Task goal>
Transcribe these lines verbatim, every one of them.

Some lines:
====
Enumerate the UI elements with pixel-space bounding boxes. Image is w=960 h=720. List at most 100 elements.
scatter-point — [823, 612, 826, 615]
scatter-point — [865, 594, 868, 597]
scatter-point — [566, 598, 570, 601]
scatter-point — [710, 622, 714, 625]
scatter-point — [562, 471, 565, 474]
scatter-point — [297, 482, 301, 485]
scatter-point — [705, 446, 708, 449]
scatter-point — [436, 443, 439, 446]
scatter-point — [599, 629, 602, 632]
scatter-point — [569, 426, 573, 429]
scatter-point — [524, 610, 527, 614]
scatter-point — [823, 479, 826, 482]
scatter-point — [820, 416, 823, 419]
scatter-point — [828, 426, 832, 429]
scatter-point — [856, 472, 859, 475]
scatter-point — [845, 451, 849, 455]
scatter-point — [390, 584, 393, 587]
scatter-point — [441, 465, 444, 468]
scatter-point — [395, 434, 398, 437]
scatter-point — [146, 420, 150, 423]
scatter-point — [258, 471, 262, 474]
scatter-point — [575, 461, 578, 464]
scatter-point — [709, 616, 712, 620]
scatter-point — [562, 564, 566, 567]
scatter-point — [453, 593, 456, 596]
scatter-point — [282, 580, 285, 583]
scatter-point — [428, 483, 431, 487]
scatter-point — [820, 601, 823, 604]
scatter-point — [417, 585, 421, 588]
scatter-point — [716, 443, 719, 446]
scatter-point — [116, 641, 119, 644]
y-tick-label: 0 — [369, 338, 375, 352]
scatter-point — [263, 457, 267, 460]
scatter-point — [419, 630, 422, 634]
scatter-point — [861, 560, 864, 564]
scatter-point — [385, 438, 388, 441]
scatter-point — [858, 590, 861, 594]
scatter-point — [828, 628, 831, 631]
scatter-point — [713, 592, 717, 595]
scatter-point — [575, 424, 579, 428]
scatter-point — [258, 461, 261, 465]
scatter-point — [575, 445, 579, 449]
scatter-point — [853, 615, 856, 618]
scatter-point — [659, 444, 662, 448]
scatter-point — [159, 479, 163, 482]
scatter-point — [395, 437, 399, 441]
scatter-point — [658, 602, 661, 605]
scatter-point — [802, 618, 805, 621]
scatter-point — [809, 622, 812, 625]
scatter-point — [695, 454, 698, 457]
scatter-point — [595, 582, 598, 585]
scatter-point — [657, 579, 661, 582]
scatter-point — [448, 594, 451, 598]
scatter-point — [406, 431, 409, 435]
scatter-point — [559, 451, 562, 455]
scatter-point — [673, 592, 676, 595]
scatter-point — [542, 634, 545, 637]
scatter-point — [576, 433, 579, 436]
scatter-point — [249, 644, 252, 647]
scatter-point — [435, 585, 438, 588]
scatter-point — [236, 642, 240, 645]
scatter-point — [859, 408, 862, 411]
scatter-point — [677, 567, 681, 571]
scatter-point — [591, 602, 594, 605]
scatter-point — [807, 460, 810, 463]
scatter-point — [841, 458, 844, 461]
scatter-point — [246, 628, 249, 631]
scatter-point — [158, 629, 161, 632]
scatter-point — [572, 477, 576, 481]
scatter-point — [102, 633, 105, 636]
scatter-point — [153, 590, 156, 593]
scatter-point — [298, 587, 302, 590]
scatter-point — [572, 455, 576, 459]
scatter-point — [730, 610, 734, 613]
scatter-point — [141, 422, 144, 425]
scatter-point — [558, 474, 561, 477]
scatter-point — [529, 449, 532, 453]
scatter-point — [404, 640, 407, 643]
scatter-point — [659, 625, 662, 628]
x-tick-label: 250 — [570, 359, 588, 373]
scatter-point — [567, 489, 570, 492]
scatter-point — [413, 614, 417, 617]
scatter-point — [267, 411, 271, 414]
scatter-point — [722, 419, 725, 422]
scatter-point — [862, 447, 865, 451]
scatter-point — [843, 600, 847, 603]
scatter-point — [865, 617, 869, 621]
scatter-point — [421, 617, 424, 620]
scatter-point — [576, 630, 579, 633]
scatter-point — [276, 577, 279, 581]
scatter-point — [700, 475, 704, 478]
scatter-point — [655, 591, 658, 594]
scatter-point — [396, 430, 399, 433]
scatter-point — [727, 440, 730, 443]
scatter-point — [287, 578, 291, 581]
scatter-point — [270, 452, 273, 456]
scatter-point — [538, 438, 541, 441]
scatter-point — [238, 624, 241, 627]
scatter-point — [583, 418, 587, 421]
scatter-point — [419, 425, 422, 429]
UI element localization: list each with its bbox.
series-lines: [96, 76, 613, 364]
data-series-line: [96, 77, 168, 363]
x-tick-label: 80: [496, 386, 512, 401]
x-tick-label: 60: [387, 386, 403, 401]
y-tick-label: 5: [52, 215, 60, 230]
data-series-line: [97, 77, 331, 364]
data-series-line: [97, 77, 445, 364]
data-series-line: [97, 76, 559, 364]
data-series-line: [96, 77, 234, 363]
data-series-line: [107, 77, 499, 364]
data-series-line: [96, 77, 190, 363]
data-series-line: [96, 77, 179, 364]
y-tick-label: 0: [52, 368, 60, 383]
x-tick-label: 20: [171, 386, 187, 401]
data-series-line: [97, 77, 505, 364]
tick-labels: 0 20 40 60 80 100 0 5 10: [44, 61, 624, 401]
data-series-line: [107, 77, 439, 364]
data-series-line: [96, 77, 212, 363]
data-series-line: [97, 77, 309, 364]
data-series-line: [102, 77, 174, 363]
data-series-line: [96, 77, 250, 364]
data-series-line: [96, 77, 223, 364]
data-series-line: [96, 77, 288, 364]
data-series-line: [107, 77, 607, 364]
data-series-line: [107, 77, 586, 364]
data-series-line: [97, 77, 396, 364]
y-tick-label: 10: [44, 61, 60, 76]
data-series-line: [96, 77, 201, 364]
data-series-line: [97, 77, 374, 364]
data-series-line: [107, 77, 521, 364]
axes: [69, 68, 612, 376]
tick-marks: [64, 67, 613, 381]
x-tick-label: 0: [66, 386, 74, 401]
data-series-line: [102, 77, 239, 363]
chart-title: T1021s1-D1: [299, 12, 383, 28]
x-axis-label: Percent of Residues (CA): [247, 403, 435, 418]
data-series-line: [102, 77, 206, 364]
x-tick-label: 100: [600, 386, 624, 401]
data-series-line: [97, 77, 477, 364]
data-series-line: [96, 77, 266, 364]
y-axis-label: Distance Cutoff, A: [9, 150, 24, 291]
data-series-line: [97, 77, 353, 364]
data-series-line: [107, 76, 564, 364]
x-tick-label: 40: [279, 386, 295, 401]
====
Finished answer>
Enumerate the UI elements with pixel-space bounding boxes. Image is w=960 h=720. List at most 100 elements.
scatter-point — [823, 612, 826, 615]
scatter-point — [865, 594, 868, 597]
scatter-point — [566, 598, 570, 601]
scatter-point — [710, 622, 714, 625]
scatter-point — [562, 471, 565, 474]
scatter-point — [297, 482, 301, 485]
scatter-point — [705, 446, 708, 449]
scatter-point — [436, 443, 439, 446]
scatter-point — [599, 629, 602, 632]
scatter-point — [569, 426, 573, 429]
scatter-point — [524, 610, 527, 614]
scatter-point — [823, 479, 826, 482]
scatter-point — [820, 416, 823, 419]
scatter-point — [828, 426, 832, 429]
scatter-point — [856, 472, 859, 475]
scatter-point — [845, 451, 849, 455]
scatter-point — [390, 584, 393, 587]
scatter-point — [441, 465, 444, 468]
scatter-point — [395, 434, 398, 437]
scatter-point — [146, 420, 150, 423]
scatter-point — [258, 471, 262, 474]
scatter-point — [575, 461, 578, 464]
scatter-point — [709, 616, 712, 620]
scatter-point — [562, 564, 566, 567]
scatter-point — [453, 593, 456, 596]
scatter-point — [282, 580, 285, 583]
scatter-point — [428, 483, 431, 487]
scatter-point — [820, 601, 823, 604]
scatter-point — [417, 585, 421, 588]
scatter-point — [716, 443, 719, 446]
scatter-point — [116, 641, 119, 644]
y-tick-label: 0 — [369, 338, 375, 352]
scatter-point — [263, 457, 267, 460]
scatter-point — [419, 630, 422, 634]
scatter-point — [861, 560, 864, 564]
scatter-point — [385, 438, 388, 441]
scatter-point — [858, 590, 861, 594]
scatter-point — [828, 628, 831, 631]
scatter-point — [713, 592, 717, 595]
scatter-point — [575, 424, 579, 428]
scatter-point — [258, 461, 261, 465]
scatter-point — [575, 445, 579, 449]
scatter-point — [853, 615, 856, 618]
scatter-point — [659, 444, 662, 448]
scatter-point — [159, 479, 163, 482]
scatter-point — [395, 437, 399, 441]
scatter-point — [658, 602, 661, 605]
scatter-point — [802, 618, 805, 621]
scatter-point — [809, 622, 812, 625]
scatter-point — [695, 454, 698, 457]
scatter-point — [595, 582, 598, 585]
scatter-point — [657, 579, 661, 582]
scatter-point — [448, 594, 451, 598]
scatter-point — [406, 431, 409, 435]
scatter-point — [559, 451, 562, 455]
scatter-point — [673, 592, 676, 595]
scatter-point — [542, 634, 545, 637]
scatter-point — [576, 433, 579, 436]
scatter-point — [249, 644, 252, 647]
scatter-point — [435, 585, 438, 588]
scatter-point — [236, 642, 240, 645]
scatter-point — [859, 408, 862, 411]
scatter-point — [677, 567, 681, 571]
scatter-point — [591, 602, 594, 605]
scatter-point — [807, 460, 810, 463]
scatter-point — [841, 458, 844, 461]
scatter-point — [246, 628, 249, 631]
scatter-point — [158, 629, 161, 632]
scatter-point — [572, 477, 576, 481]
scatter-point — [102, 633, 105, 636]
scatter-point — [153, 590, 156, 593]
scatter-point — [298, 587, 302, 590]
scatter-point — [572, 455, 576, 459]
scatter-point — [730, 610, 734, 613]
scatter-point — [141, 422, 144, 425]
scatter-point — [558, 474, 561, 477]
scatter-point — [529, 449, 532, 453]
scatter-point — [404, 640, 407, 643]
scatter-point — [659, 625, 662, 628]
x-tick-label: 250 — [570, 359, 588, 373]
scatter-point — [567, 489, 570, 492]
scatter-point — [413, 614, 417, 617]
scatter-point — [267, 411, 271, 414]
scatter-point — [722, 419, 725, 422]
scatter-point — [862, 447, 865, 451]
scatter-point — [843, 600, 847, 603]
scatter-point — [865, 617, 869, 621]
scatter-point — [421, 617, 424, 620]
scatter-point — [576, 630, 579, 633]
scatter-point — [276, 577, 279, 581]
scatter-point — [700, 475, 704, 478]
scatter-point — [655, 591, 658, 594]
scatter-point — [396, 430, 399, 433]
scatter-point — [727, 440, 730, 443]
scatter-point — [287, 578, 291, 581]
scatter-point — [270, 452, 273, 456]
scatter-point — [538, 438, 541, 441]
scatter-point — [238, 624, 241, 627]
scatter-point — [583, 418, 587, 421]
scatter-point — [419, 425, 422, 429]
UI element localization: list each with its bbox.
series-lines: [96, 76, 613, 364]
data-series-line: [96, 77, 168, 363]
x-tick-label: 80: [496, 386, 512, 401]
x-tick-label: 60: [387, 386, 403, 401]
y-tick-label: 5: [52, 215, 60, 230]
data-series-line: [97, 77, 331, 364]
data-series-line: [97, 77, 445, 364]
data-series-line: [97, 76, 559, 364]
data-series-line: [96, 77, 234, 363]
data-series-line: [107, 77, 499, 364]
data-series-line: [96, 77, 190, 363]
data-series-line: [96, 77, 179, 364]
y-tick-label: 0: [52, 368, 60, 383]
x-tick-label: 20: [171, 386, 187, 401]
data-series-line: [97, 77, 505, 364]
tick-labels: 0 20 40 60 80 100 0 5 10: [44, 61, 624, 401]
data-series-line: [107, 77, 439, 364]
data-series-line: [96, 77, 212, 363]
data-series-line: [97, 77, 309, 364]
data-series-line: [102, 77, 174, 363]
data-series-line: [96, 77, 250, 364]
data-series-line: [96, 77, 223, 364]
data-series-line: [96, 77, 288, 364]
data-series-line: [107, 77, 607, 364]
data-series-line: [107, 77, 586, 364]
data-series-line: [97, 77, 396, 364]
y-tick-label: 10: [44, 61, 60, 76]
data-series-line: [96, 77, 201, 364]
data-series-line: [97, 77, 374, 364]
data-series-line: [107, 77, 521, 364]
axes: [69, 68, 612, 376]
tick-marks: [64, 67, 613, 381]
x-tick-label: 0: [66, 386, 74, 401]
data-series-line: [102, 77, 239, 363]
chart-title: T1021s1-D1: [299, 12, 383, 28]
x-axis-label: Percent of Residues (CA): [247, 403, 435, 418]
data-series-line: [102, 77, 206, 364]
x-tick-label: 100: [600, 386, 624, 401]
data-series-line: [97, 77, 477, 364]
data-series-line: [96, 77, 266, 364]
y-axis-label: Distance Cutoff, A: [9, 150, 24, 291]
data-series-line: [97, 77, 353, 364]
data-series-line: [107, 76, 564, 364]
x-tick-label: 40: [279, 386, 295, 401]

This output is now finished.